Go through the entries below and pick out every line with "Google".

Data records:
__________

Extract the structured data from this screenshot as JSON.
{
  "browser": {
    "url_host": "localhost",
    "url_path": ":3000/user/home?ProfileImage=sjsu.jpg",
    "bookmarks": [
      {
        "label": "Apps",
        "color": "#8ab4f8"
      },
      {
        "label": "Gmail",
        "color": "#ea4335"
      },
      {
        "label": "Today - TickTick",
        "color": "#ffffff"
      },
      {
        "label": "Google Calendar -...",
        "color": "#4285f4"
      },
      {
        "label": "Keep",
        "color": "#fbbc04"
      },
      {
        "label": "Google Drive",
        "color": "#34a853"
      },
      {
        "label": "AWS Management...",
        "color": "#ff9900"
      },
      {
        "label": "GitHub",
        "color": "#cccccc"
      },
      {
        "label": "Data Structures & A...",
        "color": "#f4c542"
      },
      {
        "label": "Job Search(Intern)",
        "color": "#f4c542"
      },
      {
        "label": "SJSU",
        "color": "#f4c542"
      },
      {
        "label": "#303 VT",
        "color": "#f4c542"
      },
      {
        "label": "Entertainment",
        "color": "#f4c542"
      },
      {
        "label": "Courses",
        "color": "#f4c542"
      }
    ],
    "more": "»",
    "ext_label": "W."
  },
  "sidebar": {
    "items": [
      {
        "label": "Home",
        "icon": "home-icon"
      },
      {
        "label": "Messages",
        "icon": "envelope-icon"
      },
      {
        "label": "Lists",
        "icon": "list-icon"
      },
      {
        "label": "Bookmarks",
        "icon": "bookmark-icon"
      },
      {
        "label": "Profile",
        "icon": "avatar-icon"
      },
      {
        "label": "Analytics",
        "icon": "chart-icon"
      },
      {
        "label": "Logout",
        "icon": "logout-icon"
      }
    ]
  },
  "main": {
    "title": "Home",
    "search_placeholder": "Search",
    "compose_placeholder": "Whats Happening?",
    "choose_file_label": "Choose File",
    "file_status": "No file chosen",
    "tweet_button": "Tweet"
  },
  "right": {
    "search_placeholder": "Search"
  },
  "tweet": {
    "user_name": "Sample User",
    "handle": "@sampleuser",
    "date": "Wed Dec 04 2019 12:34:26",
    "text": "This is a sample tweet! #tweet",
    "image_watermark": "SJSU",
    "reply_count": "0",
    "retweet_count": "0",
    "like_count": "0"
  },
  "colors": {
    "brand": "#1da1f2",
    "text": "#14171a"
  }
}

__________

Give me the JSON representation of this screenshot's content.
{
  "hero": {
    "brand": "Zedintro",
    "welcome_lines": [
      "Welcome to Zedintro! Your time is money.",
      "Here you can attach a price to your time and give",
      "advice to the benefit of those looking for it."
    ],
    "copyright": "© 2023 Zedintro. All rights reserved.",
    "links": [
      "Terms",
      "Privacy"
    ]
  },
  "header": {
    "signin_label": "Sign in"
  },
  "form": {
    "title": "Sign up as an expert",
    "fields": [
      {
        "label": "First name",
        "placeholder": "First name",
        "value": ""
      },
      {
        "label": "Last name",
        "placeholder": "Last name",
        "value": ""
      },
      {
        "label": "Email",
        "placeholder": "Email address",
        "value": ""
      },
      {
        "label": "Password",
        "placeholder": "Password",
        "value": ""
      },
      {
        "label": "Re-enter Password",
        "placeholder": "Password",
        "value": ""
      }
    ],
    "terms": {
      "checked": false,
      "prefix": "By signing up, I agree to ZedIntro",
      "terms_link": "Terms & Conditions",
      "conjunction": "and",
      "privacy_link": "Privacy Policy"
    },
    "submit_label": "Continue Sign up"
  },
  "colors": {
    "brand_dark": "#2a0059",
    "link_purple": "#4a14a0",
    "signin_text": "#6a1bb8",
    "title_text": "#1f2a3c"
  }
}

__________

● **Exercise response**
        "label": "Google Calendar -...",
        "label": "Google Drive",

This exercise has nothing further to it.